## MATERIAL SHOWN
□ □ □ □

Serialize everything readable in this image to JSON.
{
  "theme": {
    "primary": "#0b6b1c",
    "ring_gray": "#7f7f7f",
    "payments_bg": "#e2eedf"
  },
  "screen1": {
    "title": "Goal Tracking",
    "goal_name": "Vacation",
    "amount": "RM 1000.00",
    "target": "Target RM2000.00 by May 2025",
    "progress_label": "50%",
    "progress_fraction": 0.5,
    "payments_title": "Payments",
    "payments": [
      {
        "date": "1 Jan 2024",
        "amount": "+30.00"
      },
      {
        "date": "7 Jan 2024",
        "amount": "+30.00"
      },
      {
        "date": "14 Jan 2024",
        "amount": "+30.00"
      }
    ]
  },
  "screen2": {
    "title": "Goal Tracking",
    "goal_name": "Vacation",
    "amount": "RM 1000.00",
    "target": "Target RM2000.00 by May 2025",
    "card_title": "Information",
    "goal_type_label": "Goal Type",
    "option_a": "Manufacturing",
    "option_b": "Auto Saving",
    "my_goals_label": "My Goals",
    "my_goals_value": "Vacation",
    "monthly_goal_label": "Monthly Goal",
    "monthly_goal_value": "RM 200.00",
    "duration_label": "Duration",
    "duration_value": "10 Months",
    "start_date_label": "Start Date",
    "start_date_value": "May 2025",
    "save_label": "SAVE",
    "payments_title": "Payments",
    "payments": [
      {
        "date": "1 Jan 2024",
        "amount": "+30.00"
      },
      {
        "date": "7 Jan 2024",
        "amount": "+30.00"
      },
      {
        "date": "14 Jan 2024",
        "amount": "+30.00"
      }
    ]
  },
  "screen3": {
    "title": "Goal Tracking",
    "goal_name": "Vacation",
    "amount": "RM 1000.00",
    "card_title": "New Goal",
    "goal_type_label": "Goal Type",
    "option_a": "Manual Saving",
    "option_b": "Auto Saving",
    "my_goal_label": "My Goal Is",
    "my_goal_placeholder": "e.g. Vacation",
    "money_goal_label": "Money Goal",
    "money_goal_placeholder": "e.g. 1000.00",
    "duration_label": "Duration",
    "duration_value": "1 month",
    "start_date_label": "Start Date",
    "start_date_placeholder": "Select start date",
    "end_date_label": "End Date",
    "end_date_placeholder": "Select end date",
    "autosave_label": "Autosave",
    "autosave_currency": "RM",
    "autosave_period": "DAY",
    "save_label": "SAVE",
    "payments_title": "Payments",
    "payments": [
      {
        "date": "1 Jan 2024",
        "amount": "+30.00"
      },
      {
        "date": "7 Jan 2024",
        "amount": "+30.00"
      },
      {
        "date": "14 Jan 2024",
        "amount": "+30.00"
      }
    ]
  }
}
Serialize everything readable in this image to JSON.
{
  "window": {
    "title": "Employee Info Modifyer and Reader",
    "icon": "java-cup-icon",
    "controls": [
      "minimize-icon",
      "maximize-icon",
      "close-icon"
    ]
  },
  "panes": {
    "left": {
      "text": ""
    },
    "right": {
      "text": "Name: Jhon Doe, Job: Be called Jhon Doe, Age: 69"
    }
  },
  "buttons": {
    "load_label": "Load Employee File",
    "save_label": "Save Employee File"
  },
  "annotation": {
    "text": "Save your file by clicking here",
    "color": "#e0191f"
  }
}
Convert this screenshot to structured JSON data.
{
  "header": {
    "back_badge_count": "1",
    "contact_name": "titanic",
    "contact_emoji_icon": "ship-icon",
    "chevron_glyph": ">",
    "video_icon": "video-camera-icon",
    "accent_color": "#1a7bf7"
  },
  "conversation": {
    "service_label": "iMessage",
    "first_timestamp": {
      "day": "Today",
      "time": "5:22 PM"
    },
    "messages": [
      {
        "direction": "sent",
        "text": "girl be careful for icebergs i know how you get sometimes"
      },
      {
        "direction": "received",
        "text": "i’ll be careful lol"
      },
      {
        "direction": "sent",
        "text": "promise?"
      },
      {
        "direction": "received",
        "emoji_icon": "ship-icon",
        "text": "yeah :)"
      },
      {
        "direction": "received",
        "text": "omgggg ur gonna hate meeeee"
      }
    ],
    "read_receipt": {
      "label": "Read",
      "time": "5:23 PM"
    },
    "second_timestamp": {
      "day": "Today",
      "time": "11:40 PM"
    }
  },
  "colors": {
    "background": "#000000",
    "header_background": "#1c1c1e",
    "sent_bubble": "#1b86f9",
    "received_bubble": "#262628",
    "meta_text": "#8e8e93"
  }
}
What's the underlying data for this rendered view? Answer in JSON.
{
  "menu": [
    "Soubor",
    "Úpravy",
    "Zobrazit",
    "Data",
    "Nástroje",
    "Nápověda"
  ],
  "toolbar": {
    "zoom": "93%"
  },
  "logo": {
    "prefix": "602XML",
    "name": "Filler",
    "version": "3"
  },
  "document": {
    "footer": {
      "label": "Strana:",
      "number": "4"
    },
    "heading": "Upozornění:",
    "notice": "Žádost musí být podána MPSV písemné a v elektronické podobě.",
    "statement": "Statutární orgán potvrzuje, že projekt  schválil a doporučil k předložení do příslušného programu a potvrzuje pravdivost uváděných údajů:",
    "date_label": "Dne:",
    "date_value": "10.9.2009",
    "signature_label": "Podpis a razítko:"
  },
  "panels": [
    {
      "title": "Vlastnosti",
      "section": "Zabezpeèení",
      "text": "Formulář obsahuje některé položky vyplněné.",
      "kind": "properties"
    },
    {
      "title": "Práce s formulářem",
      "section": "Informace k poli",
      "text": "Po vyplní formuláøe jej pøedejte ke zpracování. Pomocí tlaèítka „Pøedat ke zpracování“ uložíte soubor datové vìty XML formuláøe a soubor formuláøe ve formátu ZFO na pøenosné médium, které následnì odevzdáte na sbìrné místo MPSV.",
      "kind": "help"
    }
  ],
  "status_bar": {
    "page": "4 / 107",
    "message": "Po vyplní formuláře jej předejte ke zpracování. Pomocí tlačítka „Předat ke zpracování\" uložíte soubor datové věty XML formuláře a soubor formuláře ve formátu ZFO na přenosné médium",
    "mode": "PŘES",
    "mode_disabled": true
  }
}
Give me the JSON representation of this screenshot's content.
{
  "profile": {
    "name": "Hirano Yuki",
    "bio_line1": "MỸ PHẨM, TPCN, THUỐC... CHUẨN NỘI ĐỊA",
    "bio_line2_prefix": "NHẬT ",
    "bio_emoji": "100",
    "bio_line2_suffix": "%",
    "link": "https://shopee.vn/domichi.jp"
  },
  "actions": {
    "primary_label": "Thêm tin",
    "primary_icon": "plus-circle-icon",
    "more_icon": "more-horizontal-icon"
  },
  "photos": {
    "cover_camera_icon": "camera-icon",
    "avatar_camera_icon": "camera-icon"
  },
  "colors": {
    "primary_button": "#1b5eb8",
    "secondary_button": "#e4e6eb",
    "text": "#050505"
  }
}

□ □ □ □

## GOAL
Copy all lines from the material that hold "Pomocí".

## FINAL RESULT
      "text": "Po vyplní formuláøe jej pøedejte ke zpracování. Pomocí tlaèítka „Pøedat ke zpracování“ uložíte soubor datové vìty XML formuláøe a soubor formuláøe ve formátu ZFO na pøenosné médium, které následnì odevzdáte na sbìrné místo MPSV.",
    "message": "Po vyplní formuláře jej předejte ke zpracování. Pomocí tlačítka „Předat ke zpracování\" uložíte soubor datové věty XML formuláře a soubor formuláře ve formátu ZFO na přenosné médium",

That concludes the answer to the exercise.